(Coordinate annotation records)
....................
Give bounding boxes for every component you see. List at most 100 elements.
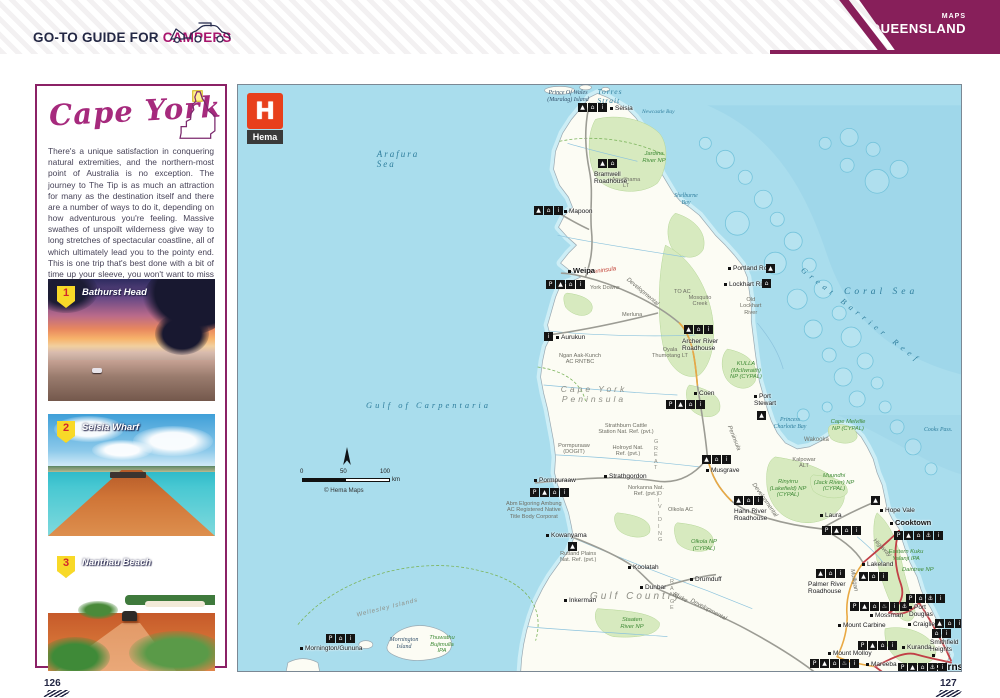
highlight-card-2[interactable]: 2 Seisia Wharf [48, 414, 215, 536]
beach-foreground [48, 360, 215, 401]
page-number-right: 127 [940, 678, 957, 689]
map-label: Merluna [622, 312, 642, 318]
hut-icon: ⌂ [878, 641, 887, 650]
map-label: Cape York Peninsula [561, 385, 628, 405]
town-label: Musgrave [706, 467, 740, 474]
tent-icon: ▲ [816, 569, 825, 578]
map-label: Olkola AC [668, 507, 693, 513]
map-label: Wakooka [804, 437, 829, 444]
highlight-card-3[interactable]: 3 Nanthau Beach [48, 549, 215, 671]
map-label: Kalpowar ALT [792, 457, 815, 470]
highlight-label-1: Bathurst Head [82, 287, 147, 298]
info-icon: i [754, 496, 763, 505]
map-label: Rutland Plains Nat. Ref. (pvt.) [560, 551, 596, 564]
info-icon: i [888, 641, 897, 650]
town-label: Bramwell Roadhouse [594, 171, 627, 186]
map-label: Prince Of Wales (Muralag) Island [547, 90, 589, 104]
tent-icon: ▲ [578, 103, 587, 112]
hut-icon: ⌂ [932, 629, 941, 638]
map-label: TO AC [674, 289, 691, 295]
info-icon: i [560, 488, 569, 497]
fuel-icon: P [546, 280, 555, 289]
vegetation [78, 601, 118, 619]
town-label: Smithfield Heights [930, 639, 959, 654]
map-label: D I V I D I N G [658, 491, 662, 544]
tent-icon: ▲ [568, 542, 577, 551]
town-label: Port Douglas [909, 604, 933, 619]
map-label: KULLA (McIlwraith) NP (CYPAL) [730, 361, 762, 381]
town-label: Mossman [870, 612, 903, 619]
map-label: Gulf of Carpentaria [366, 401, 491, 411]
anchor-icon: ⚓ [924, 531, 933, 540]
info-icon: i [852, 526, 861, 535]
highlight-label-2: Seisia Wharf [82, 422, 139, 433]
poi-icon-row: P⌂⚓i [906, 594, 946, 603]
poi-icon-row: P▲⌂i [822, 526, 862, 535]
poi-icon-row: ▲⌂ [598, 159, 618, 168]
map-label: Arafura Sea [377, 149, 420, 170]
page-number-hatch-right [936, 690, 963, 697]
town-label: Laura [820, 512, 842, 519]
map-label: R A N G E [670, 579, 674, 612]
map-label: Old Lockhart River [740, 297, 761, 316]
hut-icon: ⌂ [588, 103, 597, 112]
map-label: Jardine River NP [642, 151, 665, 164]
map-label: Developmental [624, 277, 659, 308]
town-label: Mareeba [866, 661, 897, 668]
town-label: Lakeland [862, 561, 893, 568]
town-label: Mount Carbine [838, 622, 886, 629]
hut-icon: ⌂ [914, 531, 923, 540]
info-icon: i [942, 629, 951, 638]
highlight-card-1[interactable]: 1 Bathurst Head [48, 279, 215, 401]
map-label: Coral Sea [844, 287, 918, 298]
tent-icon: ▲ [935, 619, 944, 628]
tent-icon: ▲ [684, 325, 693, 334]
poi-icon-row: ▲ [871, 496, 881, 505]
town-label: Mapoon [564, 208, 593, 215]
map-label: Ngan Aak-Kunch AC RNTBC [559, 353, 601, 366]
tent-icon: ▲ [676, 400, 685, 409]
cape-york-map[interactable]: H Hema Arafura SeaTorres StraitNewcastle… [237, 84, 962, 672]
map-label: Norkanna Nat. Ref. (pvt.) [628, 485, 664, 498]
tent-icon: ▲ [766, 264, 775, 273]
sidebar-panel: Cape York There's a unique satisfaction … [35, 84, 227, 668]
tent-icon: ▲ [860, 602, 869, 611]
map-label: Great Barrier Reef [799, 266, 923, 366]
poi-icon-row: ▲ [568, 542, 578, 551]
fuel-icon: P [822, 526, 831, 535]
poi-icon-row: P▲⌂i [530, 488, 570, 497]
map-label: Burke [671, 592, 688, 605]
vegetation [129, 631, 215, 671]
tent-icon: ▲ [702, 455, 711, 464]
map-label: York Downs [590, 285, 620, 291]
hut-icon: ⌂ [762, 279, 771, 288]
info-icon: i [704, 325, 713, 334]
map-label: Holroyd Nat. Ref. (pvt.) [612, 445, 643, 458]
info-icon: i [544, 332, 553, 341]
hut-icon: ⌂ [550, 488, 559, 497]
hut-icon: ⌂ [566, 280, 575, 289]
info-icon: i [598, 103, 607, 112]
map-label: Oyala Thumotang LT [652, 347, 688, 360]
scale-tick-100: 100 [380, 469, 390, 475]
tent-icon: ▲ [534, 206, 543, 215]
town-label: Dunbar [640, 584, 666, 591]
fuel-icon: P [850, 602, 859, 611]
fuel-icon: P [894, 531, 903, 540]
town-label: Koolatah [628, 564, 659, 571]
hema-logo[interactable]: H Hema [247, 93, 283, 144]
town-label: Strathgordon [604, 473, 647, 480]
poi-icon-row: P▲⌂i [666, 400, 706, 409]
poi-icon-row: ▲⌂i [816, 569, 846, 578]
page-number-hatch-left [44, 690, 71, 697]
map-label: Gulf Country [590, 591, 682, 603]
fuel-icon: P [898, 663, 907, 672]
town-label: Mount Molloy [828, 650, 872, 657]
info-icon: i [955, 619, 962, 628]
north-arrow-icon [342, 447, 352, 465]
info-icon: i [722, 455, 731, 464]
info-icon: i [850, 659, 859, 668]
map-label: Highway [871, 538, 892, 559]
hut-icon: ⌂ [826, 569, 835, 578]
intro-paragraph: There's a unique satisfaction in conquer… [48, 146, 214, 291]
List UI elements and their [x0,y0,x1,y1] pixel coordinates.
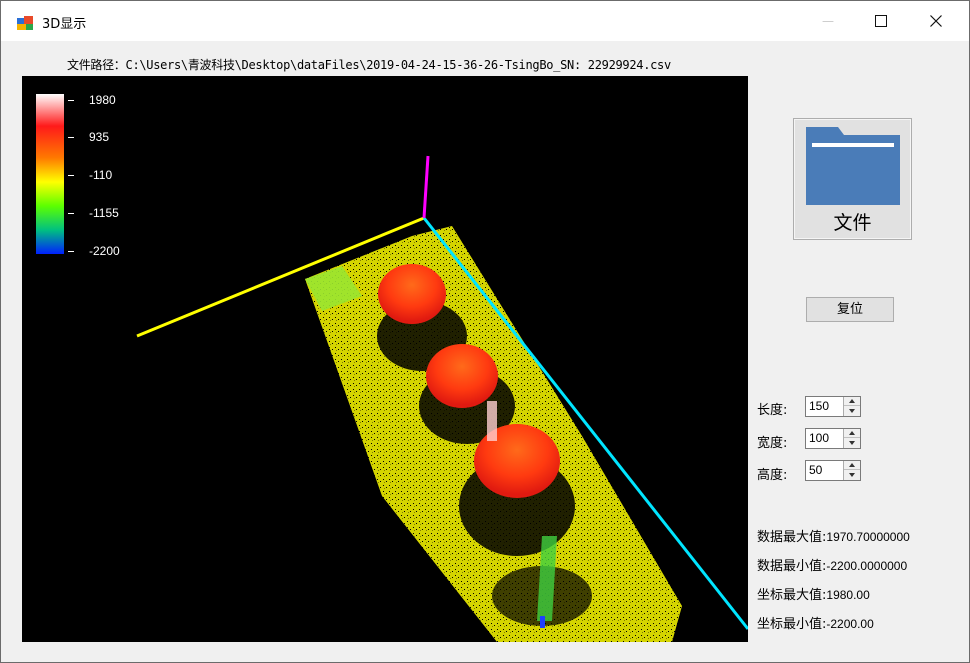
file-path-caption: 文件路径： [67,58,126,72]
legend-label: 935 [89,130,110,144]
legend-label: -1155 [89,206,119,220]
data-max-value: 1970.70000000 [826,530,910,544]
close-icon [930,15,942,27]
legend-tick [68,213,74,214]
point-cloud-canvas [136,155,748,642]
length-increment-button[interactable] [844,397,860,406]
data-max-row: 数据最大值:1970.70000000 [757,526,910,545]
data-min-label: 数据最小值: [757,559,827,574]
data-min-value: -2200.0000000 [826,559,908,573]
arrow-up-icon [849,463,855,467]
file-path-label: 文件路径：C:\Users\青波科技\Desktop\dataFiles\201… [67,56,671,73]
width-label: 宽度: [757,436,788,451]
legend-label: -110 [89,168,113,182]
legend-label: -2200 [89,244,120,258]
axis-min-label: 坐标最小值: [757,617,827,632]
arrow-up-icon [849,431,855,435]
legend-tick [68,251,74,252]
height-increment-button[interactable] [844,461,860,470]
axis-max-value: 1980.00 [826,588,870,602]
length-label: 长度: [757,403,788,418]
file-path-value: C:\Users\青波科技\Desktop\dataFiles\2019-04-… [125,58,672,72]
height-spin[interactable] [843,461,860,480]
legend-label: 1980 [89,93,116,107]
arrow-down-icon [849,440,855,445]
axis-min-row: 坐标最小值:-2200.00 [757,613,874,632]
length-stepper[interactable]: 150 [805,396,861,417]
width-value[interactable]: 100 [809,431,829,445]
title-bar[interactable]: 3D显示 — [1,1,969,41]
legend-tick [68,137,74,138]
height-value[interactable]: 50 [809,463,822,477]
open-file-button[interactable]: 文件 [793,118,912,240]
height-label: 高度: [757,468,788,483]
minimize-icon: — [822,14,834,28]
axis-min-value: -2200.00 [826,617,874,631]
data-min-row: 数据最小值:-2200.0000000 [757,555,907,574]
reset-button[interactable]: 复位 [806,297,894,322]
length-spin[interactable] [843,397,860,416]
maximize-icon [875,15,887,27]
height-stepper[interactable]: 50 [805,460,861,481]
legend-tick [68,100,74,101]
arrow-down-icon [849,408,855,413]
color-scale-bar [36,94,64,254]
legend-tick [68,175,74,176]
length-decrement-button[interactable] [844,406,860,415]
main-window: 3D显示 — 文件路径：C:\Users\青波科技\Desktop\dataFi… [0,0,970,663]
axis-max-label: 坐标最大值: [757,588,827,603]
length-value[interactable]: 150 [809,399,829,413]
3d-viewport[interactable]: 1980 935 -110 -1155 -2200 [22,76,748,642]
maximize-button[interactable] [858,1,904,41]
open-file-label: 文件 [833,212,872,234]
width-decrement-button[interactable] [844,438,860,447]
width-stepper[interactable]: 100 [805,428,861,449]
app-icon [17,16,33,30]
axis-max-row: 坐标最大值:1980.00 [757,584,870,603]
minimize-button[interactable]: — [805,1,851,41]
folder-icon [806,127,900,205]
z-axis-line [422,155,430,219]
data-max-label: 数据最大值: [757,530,827,545]
window-title: 3D显示 [42,17,87,32]
arrow-up-icon [849,399,855,403]
width-increment-button[interactable] [844,429,860,438]
height-decrement-button[interactable] [844,470,860,479]
arrow-down-icon [849,472,855,477]
close-button[interactable] [913,1,959,41]
width-spin[interactable] [843,429,860,448]
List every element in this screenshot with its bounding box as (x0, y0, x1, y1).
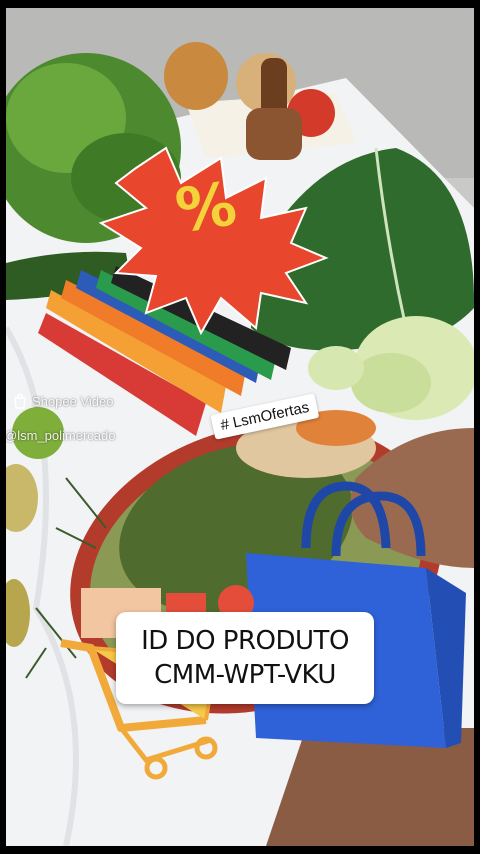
....................
**Problem statement**. Retype the lines above, starting with the line containing "highlight-card-2[interactable]: 2 Seisia" and going on through the line containing "map-label: Jardine River", both included.

**Response to the task**.
highlight-card-2[interactable]: 2 Seisia Wharf [48, 414, 215, 536]
beach-foreground [48, 360, 215, 401]
page-number-right: 127 [940, 678, 957, 689]
map-label: Merluna [622, 312, 642, 318]
hut-icon: ⌂ [878, 641, 887, 650]
map-label: Cape York Peninsula [561, 385, 628, 405]
town-label: Musgrave [706, 467, 740, 474]
tent-icon: ▲ [816, 569, 825, 578]
map-label: Olkola AC [668, 507, 693, 513]
map-label: Wakooka [804, 437, 829, 444]
highlight-card-3[interactable]: 3 Nanthau Beach [48, 549, 215, 671]
map-label: Kalpowar ALT [792, 457, 815, 470]
highlight-label-1: Bathurst Head [82, 287, 147, 298]
info-icon: i [754, 496, 763, 505]
map-label: Rutland Plains Nat. Ref. (pvt.) [560, 551, 596, 564]
info-icon: i [888, 641, 897, 650]
town-label: Bramwell Roadhouse [594, 171, 627, 186]
map-label: Prince Of Wales (Muralag) Island [547, 90, 589, 104]
tent-icon: ▲ [578, 103, 587, 112]
hut-icon: ⌂ [932, 629, 941, 638]
map-label: TO AC [674, 289, 691, 295]
info-icon: i [560, 488, 569, 497]
fuel-icon: P [546, 280, 555, 289]
vegetation [78, 601, 118, 619]
town-label: Smithfield Heights [930, 639, 959, 654]
map-label: D I V I D I N G [658, 491, 662, 544]
tent-icon: ▲ [568, 542, 577, 551]
town-label: Port Douglas [909, 604, 933, 619]
map-label: KULLA (McIlwraith) NP (CYPAL) [730, 361, 762, 381]
town-label: Mossman [870, 612, 903, 619]
map-label: Gulf of Carpentaria [366, 401, 491, 411]
anchor-icon: ⚓ [924, 531, 933, 540]
info-icon: i [852, 526, 861, 535]
highlight-label-2: Seisia Wharf [82, 422, 139, 433]
poi-icon-row: P⌂⚓i [906, 594, 946, 603]
poi-icon-row: P▲⌂i [822, 526, 862, 535]
poi-icon-row: ▲⌂ [598, 159, 618, 168]
map-label: Arafura Sea [377, 149, 420, 170]
page-number-hatch-right [936, 690, 963, 697]
town-label: Laura [820, 512, 842, 519]
map-label: R A N G E [670, 579, 674, 612]
map-label: Old Lockhart River [740, 297, 761, 316]
hut-icon: ⌂ [588, 103, 597, 112]
map-label: Jardine River NP [642, 151, 665, 164]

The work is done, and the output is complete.